#### DATA FOR PROCESSING
==========

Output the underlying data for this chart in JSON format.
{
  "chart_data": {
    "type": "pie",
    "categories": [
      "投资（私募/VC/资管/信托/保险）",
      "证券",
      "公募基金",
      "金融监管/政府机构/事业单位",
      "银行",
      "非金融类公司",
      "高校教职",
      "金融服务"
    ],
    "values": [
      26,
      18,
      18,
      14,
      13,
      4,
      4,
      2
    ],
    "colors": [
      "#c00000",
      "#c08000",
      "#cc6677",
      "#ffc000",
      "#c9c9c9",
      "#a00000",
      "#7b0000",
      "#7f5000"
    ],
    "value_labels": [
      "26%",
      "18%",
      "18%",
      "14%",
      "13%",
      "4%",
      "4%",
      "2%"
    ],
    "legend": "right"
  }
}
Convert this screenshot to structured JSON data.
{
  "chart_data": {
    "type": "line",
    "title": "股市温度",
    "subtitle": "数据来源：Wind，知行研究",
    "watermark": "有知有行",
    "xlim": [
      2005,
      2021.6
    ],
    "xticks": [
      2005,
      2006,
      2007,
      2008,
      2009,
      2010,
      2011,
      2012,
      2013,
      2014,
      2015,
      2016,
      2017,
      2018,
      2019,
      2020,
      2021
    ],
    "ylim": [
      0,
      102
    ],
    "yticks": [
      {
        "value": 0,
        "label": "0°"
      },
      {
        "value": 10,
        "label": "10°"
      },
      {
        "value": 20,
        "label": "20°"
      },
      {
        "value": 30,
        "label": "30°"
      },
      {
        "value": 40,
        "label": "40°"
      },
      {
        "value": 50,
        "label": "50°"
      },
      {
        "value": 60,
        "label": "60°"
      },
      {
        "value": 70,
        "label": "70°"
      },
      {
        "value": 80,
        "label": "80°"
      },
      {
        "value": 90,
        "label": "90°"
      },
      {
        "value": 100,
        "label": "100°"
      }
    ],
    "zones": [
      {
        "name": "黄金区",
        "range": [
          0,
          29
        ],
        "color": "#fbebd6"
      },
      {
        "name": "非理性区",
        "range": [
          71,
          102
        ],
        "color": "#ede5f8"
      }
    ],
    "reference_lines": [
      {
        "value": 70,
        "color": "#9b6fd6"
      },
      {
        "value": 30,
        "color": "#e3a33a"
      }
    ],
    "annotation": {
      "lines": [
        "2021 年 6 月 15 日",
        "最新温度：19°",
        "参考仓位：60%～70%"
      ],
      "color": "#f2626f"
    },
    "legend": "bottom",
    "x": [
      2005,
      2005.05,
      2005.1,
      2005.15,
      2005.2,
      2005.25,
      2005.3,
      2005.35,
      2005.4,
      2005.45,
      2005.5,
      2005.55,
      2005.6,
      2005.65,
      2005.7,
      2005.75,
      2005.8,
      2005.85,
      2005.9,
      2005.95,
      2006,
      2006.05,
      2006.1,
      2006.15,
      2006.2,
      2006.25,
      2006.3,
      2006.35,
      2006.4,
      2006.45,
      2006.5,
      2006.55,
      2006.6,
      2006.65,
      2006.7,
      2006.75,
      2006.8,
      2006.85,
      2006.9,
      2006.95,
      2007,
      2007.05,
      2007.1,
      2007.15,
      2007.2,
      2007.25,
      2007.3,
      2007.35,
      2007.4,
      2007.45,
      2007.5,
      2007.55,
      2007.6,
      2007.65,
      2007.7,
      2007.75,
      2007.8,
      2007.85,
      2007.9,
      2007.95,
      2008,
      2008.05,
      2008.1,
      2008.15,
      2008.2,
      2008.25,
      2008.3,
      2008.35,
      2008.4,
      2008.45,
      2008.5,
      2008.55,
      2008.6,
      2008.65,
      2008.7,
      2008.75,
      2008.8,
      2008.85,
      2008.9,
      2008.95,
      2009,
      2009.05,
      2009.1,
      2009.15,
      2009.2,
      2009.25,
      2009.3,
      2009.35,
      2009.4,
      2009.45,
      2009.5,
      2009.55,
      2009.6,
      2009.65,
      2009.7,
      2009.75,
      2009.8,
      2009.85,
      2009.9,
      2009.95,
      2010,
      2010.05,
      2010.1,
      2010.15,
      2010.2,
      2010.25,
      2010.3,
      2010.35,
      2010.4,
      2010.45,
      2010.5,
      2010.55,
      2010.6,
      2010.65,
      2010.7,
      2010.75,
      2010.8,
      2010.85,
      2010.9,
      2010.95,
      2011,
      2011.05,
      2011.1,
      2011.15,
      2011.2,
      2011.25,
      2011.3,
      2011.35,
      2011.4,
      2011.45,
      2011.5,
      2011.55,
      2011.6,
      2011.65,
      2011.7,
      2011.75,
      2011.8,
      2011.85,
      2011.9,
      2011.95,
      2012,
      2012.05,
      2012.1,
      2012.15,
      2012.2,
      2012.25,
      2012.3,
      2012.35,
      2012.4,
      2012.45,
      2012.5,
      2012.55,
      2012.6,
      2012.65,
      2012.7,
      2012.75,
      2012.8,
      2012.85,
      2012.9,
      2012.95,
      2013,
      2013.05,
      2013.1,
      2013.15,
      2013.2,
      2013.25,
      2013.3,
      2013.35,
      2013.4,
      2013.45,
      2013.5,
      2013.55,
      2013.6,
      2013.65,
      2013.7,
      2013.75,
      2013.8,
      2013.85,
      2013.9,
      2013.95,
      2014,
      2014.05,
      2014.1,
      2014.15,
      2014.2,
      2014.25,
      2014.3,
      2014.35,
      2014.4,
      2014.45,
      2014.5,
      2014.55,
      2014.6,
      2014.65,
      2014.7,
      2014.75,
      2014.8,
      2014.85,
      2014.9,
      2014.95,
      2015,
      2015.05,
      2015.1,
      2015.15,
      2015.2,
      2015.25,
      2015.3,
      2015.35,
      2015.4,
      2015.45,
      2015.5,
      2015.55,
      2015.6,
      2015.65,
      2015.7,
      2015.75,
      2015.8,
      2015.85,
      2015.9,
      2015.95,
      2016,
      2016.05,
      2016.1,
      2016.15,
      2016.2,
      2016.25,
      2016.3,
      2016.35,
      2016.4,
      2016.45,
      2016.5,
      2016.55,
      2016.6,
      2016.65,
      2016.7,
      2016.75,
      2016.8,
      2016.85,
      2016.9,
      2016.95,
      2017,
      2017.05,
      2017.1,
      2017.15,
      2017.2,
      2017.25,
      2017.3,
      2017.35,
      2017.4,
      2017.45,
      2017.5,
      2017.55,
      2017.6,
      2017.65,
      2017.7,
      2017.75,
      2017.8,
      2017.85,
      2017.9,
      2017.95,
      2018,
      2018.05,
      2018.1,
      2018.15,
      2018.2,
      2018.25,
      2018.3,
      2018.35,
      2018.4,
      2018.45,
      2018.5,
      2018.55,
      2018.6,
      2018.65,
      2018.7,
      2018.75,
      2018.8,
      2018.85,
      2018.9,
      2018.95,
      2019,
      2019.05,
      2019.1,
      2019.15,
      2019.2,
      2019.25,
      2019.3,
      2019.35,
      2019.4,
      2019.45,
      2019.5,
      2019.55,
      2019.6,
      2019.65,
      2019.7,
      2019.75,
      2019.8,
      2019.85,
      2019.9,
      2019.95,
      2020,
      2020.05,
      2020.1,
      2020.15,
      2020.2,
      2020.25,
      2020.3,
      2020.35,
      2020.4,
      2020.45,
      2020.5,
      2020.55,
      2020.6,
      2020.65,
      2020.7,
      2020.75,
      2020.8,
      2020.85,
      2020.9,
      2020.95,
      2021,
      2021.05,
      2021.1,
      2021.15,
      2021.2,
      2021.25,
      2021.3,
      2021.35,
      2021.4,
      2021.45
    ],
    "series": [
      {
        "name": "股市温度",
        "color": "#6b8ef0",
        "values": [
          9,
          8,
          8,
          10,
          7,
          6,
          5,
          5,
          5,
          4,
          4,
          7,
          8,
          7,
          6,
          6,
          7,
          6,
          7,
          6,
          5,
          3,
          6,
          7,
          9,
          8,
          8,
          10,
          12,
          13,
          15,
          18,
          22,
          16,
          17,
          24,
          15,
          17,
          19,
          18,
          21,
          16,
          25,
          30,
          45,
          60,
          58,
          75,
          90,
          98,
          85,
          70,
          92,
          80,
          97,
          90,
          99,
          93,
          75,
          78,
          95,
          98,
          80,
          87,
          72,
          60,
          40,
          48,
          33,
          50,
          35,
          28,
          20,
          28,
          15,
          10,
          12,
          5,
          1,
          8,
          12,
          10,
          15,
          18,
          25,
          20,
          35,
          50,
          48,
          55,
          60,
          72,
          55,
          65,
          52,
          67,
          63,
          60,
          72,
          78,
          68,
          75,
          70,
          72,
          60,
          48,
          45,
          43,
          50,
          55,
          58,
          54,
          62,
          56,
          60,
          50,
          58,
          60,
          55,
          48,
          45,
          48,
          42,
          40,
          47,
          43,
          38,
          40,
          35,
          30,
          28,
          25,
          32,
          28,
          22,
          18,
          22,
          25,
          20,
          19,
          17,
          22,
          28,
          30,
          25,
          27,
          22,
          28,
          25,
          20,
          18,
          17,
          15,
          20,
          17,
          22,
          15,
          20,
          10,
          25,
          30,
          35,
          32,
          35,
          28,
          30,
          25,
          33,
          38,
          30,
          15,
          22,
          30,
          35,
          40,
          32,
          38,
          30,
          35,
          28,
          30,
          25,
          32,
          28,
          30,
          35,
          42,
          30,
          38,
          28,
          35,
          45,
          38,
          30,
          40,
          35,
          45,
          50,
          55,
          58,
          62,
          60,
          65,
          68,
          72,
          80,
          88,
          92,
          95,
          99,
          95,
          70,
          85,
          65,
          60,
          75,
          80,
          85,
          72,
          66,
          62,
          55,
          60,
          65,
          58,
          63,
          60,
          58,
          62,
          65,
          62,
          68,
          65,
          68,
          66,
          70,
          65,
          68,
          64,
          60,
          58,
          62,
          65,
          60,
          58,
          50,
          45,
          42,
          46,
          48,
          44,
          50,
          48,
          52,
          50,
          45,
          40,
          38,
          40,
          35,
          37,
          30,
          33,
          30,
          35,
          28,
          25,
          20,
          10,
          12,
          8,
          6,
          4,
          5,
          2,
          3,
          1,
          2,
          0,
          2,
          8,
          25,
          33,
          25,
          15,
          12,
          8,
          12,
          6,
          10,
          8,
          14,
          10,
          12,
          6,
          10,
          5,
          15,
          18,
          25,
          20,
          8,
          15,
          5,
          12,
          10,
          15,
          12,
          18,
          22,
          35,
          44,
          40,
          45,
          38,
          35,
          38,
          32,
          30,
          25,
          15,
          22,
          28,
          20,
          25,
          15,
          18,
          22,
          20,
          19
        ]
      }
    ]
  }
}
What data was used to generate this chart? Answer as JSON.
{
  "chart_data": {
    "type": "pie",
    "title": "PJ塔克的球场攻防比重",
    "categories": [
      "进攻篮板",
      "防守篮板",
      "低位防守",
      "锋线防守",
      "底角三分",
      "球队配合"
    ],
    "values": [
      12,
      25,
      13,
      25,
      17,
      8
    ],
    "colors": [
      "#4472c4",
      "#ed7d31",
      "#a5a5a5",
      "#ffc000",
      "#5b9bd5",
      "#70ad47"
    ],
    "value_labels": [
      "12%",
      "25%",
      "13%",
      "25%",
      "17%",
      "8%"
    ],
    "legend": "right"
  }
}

==========

Write out again, unchanged, every line from the line containing "What data was" to the final line of the material above.

What data was used to generate this chart? Answer as JSON.
{
  "chart_data": {
    "type": "pie",
    "title": "PJ塔克的球场攻防比重",
    "categories": [
      "进攻篮板",
      "防守篮板",
      "低位防守",
      "锋线防守",
      "底角三分",
      "球队配合"
    ],
    "values": [
      12,
      25,
      13,
      25,
      17,
      8
    ],
    "colors": [
      "#4472c4",
      "#ed7d31",
      "#a5a5a5",
      "#ffc000",
      "#5b9bd5",
      "#70ad47"
    ],
    "value_labels": [
      "12%",
      "25%",
      "13%",
      "25%",
      "17%",
      "8%"
    ],
    "legend": "right"
  }
}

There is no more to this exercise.